Task brief: Omitting all pictures, print the lines of the listing from the one containing "Extract the structured" through the final line, both ends included, with no other text.

※

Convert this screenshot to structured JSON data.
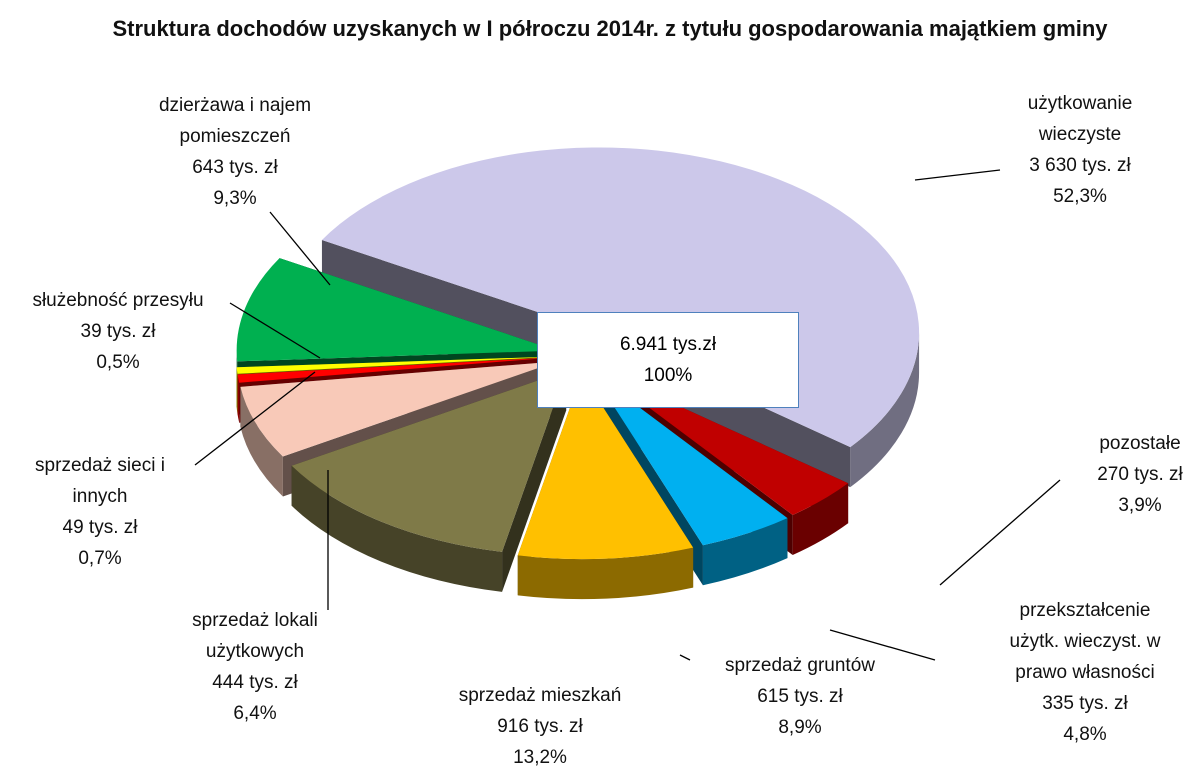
{
  "chart_data": {
    "type": "pie",
    "title": "Struktura dochodów uzyskanych w I półroczu 2014r. z tytułu gospodarowania majątkiem gminy",
    "categories": [
      "użytkowanie wieczyste",
      "pozostałe",
      "przekształcenie użytk. wieczyst. w prawo własności",
      "sprzedaż gruntów",
      "sprzedaż mieszkań",
      "sprzedaż lokali użytkowych",
      "sprzedaż sieci i innych",
      "służebność przesyłu",
      "dzierżawa i najem pomieszczeń"
    ],
    "values": [
      3630,
      270,
      335,
      615,
      916,
      444,
      49,
      39,
      643
    ],
    "value_labels": [
      "3 630 tys. zł",
      "270 tys. zł",
      "335 tys. zł",
      "615 tys. zł",
      "916 tys. zł",
      "444 tys. zł",
      "49 tys. zł",
      "39 tys. zł",
      "643 tys. zł"
    ],
    "percents": [
      52.3,
      3.9,
      4.8,
      8.9,
      13.2,
      6.4,
      0.7,
      0.5,
      9.3
    ],
    "percent_labels": [
      "52,3%",
      "3,9%",
      "4,8%",
      "8,9%",
      "13,2%",
      "6,4%",
      "0,7%",
      "0,5%",
      "9,3%"
    ],
    "colors": [
      "#ccc8ea",
      "#c00000",
      "#00b0f0",
      "#ffc000",
      "#7f7a48",
      "#f8c9b8",
      "#ff0000",
      "#ffff00",
      "#00b050"
    ],
    "total": 6941,
    "total_label": "6.941 tys.zł",
    "total_percent": 100,
    "total_percent_label": "100%"
  }
}
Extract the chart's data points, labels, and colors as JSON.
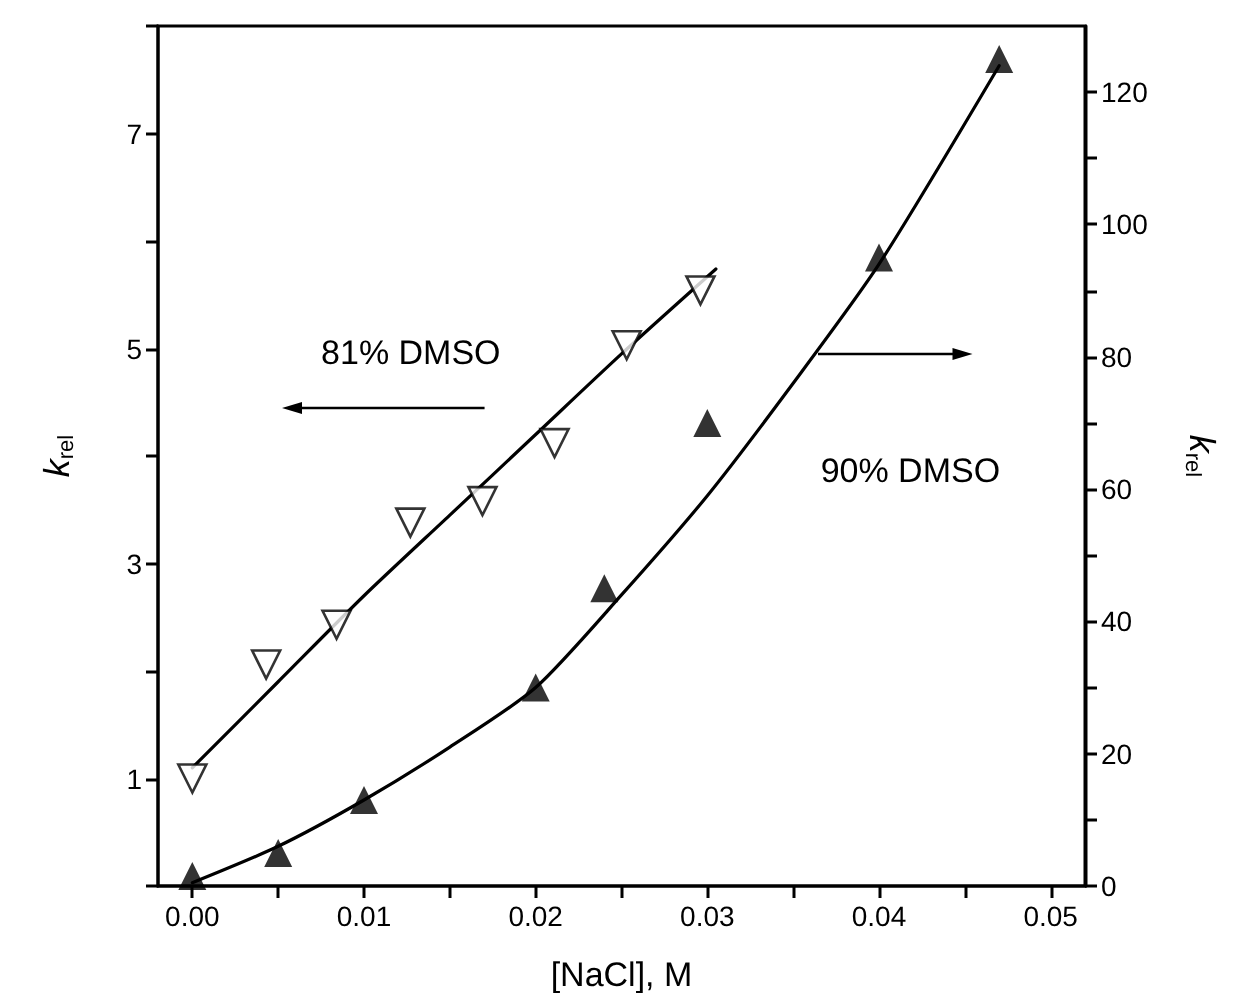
{
  "chart_data": {
    "type": "scatter",
    "xlabel": "[NaCl], M",
    "ylabel": "k$_{rel}$",
    "y2label": "k$_{rel}$",
    "xlim": [
      -0.002,
      0.052
    ],
    "xticks": [
      {
        "value": 0,
        "label": "0.00"
      },
      {
        "value": 0.005,
        "label": null
      },
      {
        "value": 0.01,
        "label": "0.01"
      },
      {
        "value": 0.015,
        "label": null
      },
      {
        "value": 0.02,
        "label": "0.02"
      },
      {
        "value": 0.025,
        "label": null
      },
      {
        "value": 0.03,
        "label": "0.03"
      },
      {
        "value": 0.035,
        "label": null
      },
      {
        "value": 0.04,
        "label": "0.04"
      },
      {
        "value": 0.045,
        "label": null
      },
      {
        "value": 0.05,
        "label": "0.05"
      }
    ],
    "ylim": [
      0,
      8
    ],
    "yticks": [
      {
        "value": 0,
        "label": null
      },
      1,
      {
        "value": 2,
        "label": null
      },
      3,
      {
        "value": 4,
        "label": null
      },
      5,
      {
        "value": 6,
        "label": null
      },
      7,
      {
        "value": 8,
        "label": null
      }
    ],
    "y2lim": [
      0,
      130
    ],
    "y2ticks": [
      0,
      {
        "value": 10,
        "label": null
      },
      20,
      {
        "value": 30,
        "label": null
      },
      40,
      {
        "value": 50,
        "label": null
      },
      60,
      {
        "value": 70,
        "label": null
      },
      80,
      {
        "value": 90,
        "label": null
      },
      100,
      {
        "value": 110,
        "label": null
      },
      120
    ],
    "grid": false,
    "series": [
      {
        "marker": "triangle-down",
        "color": "#000000",
        "x": [
          0,
          0.0043,
          0.0084,
          0.0127,
          0.0169,
          0.0211,
          0.0253,
          0.0296
        ],
        "values": [
          1.0,
          2.06,
          2.43,
          3.38,
          3.58,
          4.12,
          5.03,
          5.54
        ]
      },
      {
        "type": "line",
        "marker": "none",
        "color": "#000000",
        "x": [
          0,
          0.005,
          0.01,
          0.015,
          0.02,
          0.025,
          0.0305
        ],
        "values": [
          1.1,
          1.9,
          2.7,
          3.45,
          4.2,
          4.95,
          5.74
        ]
      },
      {
        "axis": "y2",
        "marker": "triangle",
        "color": "#000000",
        "x": [
          0,
          0.005,
          0.01,
          0.02,
          0.024,
          0.03,
          0.04,
          0.047
        ],
        "values": [
          1.5,
          5,
          13,
          30,
          45,
          70,
          95,
          125
        ]
      },
      {
        "type": "line",
        "axis": "y2",
        "marker": "none",
        "color": "#000000",
        "x": [
          0,
          0.005,
          0.01,
          0.015,
          0.02,
          0.025,
          0.03,
          0.035,
          0.04,
          0.047
        ],
        "values": [
          0.5,
          6,
          13,
          21,
          30,
          44,
          59,
          76,
          94,
          124
        ]
      }
    ],
    "annotations": [
      "81% DMSO",
      "90% DMSO"
    ]
  }
}
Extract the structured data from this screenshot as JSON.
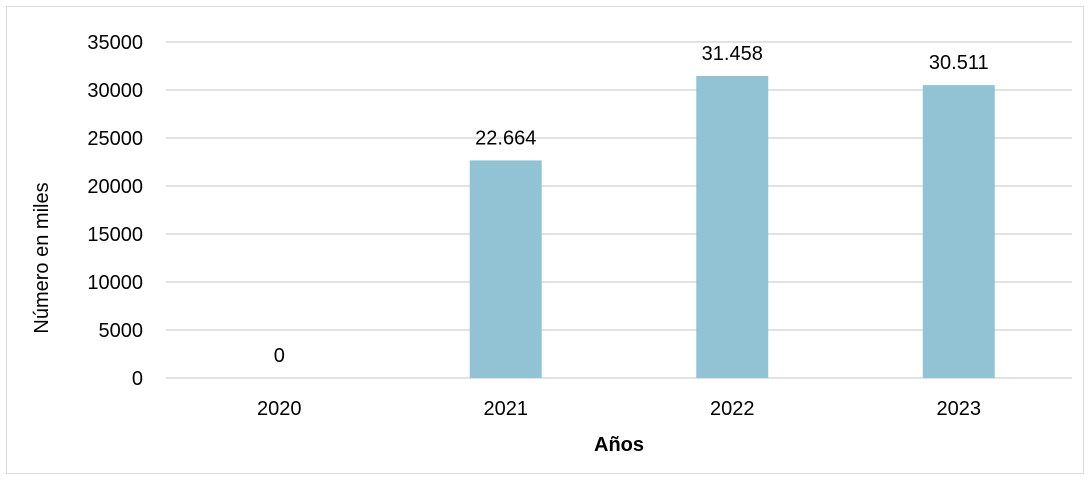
{
  "chart_data": {
    "type": "bar",
    "title": "",
    "xlabel": "Años",
    "ylabel": "Número en miles",
    "categories": [
      "2020",
      "2021",
      "2022",
      "2023"
    ],
    "values": [
      0,
      22664,
      31458,
      30511
    ],
    "data_labels": [
      "0",
      "22.664",
      "31.458",
      "30.511"
    ],
    "yticks": [
      0,
      5000,
      10000,
      15000,
      20000,
      25000,
      30000,
      35000
    ],
    "ylim": [
      0,
      35000
    ],
    "grid": true,
    "legend": "none",
    "bar_color": "#92c3d5",
    "grid_color": "#d9d9d9"
  }
}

※

Result:
Extract the structured data from this screenshot as JSON.
{
  "chart_data": {
    "type": "bar",
    "title": "",
    "xlabel": "Años",
    "ylabel": "Número en miles",
    "categories": [
      "2020",
      "2021",
      "2022",
      "2023"
    ],
    "values": [
      0,
      22664,
      31458,
      30511
    ],
    "data_labels": [
      "0",
      "22.664",
      "31.458",
      "30.511"
    ],
    "yticks": [
      0,
      5000,
      10000,
      15000,
      20000,
      25000,
      30000,
      35000
    ],
    "ylim": [
      0,
      35000
    ],
    "grid": true,
    "legend": "none",
    "bar_color": "#92c3d5",
    "grid_color": "#d9d9d9"
  }
}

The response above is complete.